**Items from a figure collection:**
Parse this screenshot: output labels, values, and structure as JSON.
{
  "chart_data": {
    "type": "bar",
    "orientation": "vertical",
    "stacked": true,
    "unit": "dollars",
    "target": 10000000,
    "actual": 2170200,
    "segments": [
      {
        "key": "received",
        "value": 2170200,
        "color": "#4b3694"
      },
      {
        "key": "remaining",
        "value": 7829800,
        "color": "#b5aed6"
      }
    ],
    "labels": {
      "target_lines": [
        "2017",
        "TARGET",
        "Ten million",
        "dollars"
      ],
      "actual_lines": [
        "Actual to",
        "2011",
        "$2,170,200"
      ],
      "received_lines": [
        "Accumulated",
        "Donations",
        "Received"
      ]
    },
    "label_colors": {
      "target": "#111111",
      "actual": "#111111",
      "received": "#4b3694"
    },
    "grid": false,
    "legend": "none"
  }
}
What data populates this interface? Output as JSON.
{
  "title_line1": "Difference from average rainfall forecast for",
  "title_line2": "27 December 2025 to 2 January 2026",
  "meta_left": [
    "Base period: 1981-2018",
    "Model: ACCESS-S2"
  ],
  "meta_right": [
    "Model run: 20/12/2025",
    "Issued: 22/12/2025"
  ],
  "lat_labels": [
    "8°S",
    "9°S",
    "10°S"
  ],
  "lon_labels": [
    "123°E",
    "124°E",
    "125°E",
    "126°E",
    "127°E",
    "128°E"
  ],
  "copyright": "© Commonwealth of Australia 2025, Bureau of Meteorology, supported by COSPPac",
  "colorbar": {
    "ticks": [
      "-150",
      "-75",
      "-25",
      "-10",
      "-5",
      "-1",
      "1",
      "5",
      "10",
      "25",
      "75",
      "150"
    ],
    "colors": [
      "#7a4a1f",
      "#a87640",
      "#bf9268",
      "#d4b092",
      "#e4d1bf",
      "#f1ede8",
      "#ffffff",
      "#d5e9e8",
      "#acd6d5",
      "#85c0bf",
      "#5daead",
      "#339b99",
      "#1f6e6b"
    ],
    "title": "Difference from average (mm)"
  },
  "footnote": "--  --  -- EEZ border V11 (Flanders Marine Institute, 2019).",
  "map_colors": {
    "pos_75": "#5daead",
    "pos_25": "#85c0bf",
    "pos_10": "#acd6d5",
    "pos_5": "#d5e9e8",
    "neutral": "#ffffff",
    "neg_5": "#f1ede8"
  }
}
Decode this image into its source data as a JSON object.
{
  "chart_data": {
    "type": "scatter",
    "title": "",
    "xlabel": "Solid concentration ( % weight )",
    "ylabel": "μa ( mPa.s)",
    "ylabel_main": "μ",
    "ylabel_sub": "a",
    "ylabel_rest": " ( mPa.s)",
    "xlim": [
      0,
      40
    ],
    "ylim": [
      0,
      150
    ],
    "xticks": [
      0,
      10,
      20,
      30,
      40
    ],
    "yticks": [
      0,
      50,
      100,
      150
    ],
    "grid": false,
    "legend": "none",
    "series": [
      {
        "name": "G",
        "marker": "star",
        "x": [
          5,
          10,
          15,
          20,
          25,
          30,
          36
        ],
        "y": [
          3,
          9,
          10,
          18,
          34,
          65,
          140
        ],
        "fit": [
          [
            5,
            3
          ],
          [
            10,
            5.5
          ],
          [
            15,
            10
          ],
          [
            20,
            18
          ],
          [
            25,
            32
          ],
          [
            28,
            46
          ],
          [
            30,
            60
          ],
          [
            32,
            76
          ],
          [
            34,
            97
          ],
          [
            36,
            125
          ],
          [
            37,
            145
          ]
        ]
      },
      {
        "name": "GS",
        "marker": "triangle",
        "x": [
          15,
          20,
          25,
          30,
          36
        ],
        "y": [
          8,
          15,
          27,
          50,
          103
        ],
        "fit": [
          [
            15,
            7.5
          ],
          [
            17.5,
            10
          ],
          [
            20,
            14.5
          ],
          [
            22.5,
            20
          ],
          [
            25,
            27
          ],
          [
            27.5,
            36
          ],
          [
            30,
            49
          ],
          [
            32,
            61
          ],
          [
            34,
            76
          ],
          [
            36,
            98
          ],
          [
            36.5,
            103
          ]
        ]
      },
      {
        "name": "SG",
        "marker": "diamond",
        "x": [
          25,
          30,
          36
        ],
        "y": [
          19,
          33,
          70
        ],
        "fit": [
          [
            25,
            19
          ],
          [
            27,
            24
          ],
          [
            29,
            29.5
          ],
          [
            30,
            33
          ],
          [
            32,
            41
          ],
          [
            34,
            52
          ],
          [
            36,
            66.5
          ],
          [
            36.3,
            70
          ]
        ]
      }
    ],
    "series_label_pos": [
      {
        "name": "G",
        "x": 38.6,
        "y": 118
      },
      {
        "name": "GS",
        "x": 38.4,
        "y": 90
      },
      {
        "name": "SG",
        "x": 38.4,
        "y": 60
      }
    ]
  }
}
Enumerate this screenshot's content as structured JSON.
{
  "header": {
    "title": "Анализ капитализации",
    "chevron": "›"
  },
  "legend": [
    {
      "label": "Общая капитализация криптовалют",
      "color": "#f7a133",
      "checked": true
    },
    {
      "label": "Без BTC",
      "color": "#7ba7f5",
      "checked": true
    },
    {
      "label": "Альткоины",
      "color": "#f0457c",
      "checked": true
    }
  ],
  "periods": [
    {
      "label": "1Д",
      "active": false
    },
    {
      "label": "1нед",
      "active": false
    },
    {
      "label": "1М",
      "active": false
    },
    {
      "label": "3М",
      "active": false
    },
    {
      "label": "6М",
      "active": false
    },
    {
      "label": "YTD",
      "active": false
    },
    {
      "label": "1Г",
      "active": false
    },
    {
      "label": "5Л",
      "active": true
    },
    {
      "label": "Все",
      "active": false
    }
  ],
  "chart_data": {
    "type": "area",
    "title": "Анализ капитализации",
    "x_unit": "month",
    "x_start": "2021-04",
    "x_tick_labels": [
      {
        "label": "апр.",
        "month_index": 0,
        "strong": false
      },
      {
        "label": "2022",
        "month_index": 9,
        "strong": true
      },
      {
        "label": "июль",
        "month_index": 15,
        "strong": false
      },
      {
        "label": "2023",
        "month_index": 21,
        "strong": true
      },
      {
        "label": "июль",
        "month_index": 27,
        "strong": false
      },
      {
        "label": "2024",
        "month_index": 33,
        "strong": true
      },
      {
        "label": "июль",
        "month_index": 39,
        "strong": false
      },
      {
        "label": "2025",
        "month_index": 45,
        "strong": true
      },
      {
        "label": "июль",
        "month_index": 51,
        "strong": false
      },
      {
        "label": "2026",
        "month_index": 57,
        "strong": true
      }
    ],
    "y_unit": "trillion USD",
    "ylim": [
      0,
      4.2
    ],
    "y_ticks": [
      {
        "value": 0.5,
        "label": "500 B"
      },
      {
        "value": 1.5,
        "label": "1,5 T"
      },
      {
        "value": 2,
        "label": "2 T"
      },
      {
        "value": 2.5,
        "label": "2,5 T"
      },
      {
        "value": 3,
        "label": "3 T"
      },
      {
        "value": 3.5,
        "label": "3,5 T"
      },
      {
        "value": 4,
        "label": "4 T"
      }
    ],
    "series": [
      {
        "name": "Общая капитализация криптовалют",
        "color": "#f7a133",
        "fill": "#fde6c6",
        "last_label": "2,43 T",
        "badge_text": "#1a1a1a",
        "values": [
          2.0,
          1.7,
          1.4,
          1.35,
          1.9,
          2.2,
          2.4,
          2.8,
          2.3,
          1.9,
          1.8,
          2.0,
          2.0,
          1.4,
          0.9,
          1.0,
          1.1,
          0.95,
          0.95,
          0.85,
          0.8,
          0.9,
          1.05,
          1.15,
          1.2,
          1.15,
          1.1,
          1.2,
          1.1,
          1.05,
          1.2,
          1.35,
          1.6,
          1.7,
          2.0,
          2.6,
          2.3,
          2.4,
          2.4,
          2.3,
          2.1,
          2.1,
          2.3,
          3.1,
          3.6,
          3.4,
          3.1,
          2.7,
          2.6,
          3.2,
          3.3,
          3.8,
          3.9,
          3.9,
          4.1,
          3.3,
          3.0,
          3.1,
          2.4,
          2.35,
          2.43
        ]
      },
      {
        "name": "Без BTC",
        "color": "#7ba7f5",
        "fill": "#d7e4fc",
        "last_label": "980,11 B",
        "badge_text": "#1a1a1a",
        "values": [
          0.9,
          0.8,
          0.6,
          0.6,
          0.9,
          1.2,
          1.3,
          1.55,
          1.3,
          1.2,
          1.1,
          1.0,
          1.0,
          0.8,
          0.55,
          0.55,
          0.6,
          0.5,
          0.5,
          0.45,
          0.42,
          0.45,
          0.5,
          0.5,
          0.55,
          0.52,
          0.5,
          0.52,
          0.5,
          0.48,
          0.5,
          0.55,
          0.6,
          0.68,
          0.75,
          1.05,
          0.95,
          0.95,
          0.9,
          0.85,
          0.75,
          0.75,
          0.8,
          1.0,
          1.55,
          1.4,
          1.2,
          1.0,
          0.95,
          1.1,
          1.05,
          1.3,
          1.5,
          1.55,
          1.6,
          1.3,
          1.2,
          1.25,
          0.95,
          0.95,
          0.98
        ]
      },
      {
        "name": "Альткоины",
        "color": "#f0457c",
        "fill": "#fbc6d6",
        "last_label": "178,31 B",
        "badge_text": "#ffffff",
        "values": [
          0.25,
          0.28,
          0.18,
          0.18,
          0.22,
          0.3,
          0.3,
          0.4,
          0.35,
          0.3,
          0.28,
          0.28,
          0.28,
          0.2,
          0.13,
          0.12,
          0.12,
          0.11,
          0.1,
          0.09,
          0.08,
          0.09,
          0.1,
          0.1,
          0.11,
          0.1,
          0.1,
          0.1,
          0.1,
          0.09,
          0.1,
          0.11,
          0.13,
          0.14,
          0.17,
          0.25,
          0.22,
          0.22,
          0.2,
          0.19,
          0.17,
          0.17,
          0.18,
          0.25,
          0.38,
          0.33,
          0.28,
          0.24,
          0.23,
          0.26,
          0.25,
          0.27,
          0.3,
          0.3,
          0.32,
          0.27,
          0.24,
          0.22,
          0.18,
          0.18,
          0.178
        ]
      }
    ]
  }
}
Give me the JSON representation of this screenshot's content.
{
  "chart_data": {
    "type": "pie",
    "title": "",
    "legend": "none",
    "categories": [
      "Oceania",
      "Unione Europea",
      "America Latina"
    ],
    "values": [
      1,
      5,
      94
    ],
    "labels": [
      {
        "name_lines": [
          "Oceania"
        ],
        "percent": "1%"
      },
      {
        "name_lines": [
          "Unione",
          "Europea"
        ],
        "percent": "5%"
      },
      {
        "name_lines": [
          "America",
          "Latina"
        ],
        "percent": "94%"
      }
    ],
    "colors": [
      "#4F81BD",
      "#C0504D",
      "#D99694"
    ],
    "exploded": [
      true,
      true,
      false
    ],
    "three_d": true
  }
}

**EXERCISE AIM:** Go through the entries above and count the lines containing the word "legend"; give only that count.

**COMPLETED EXERCISE:** 4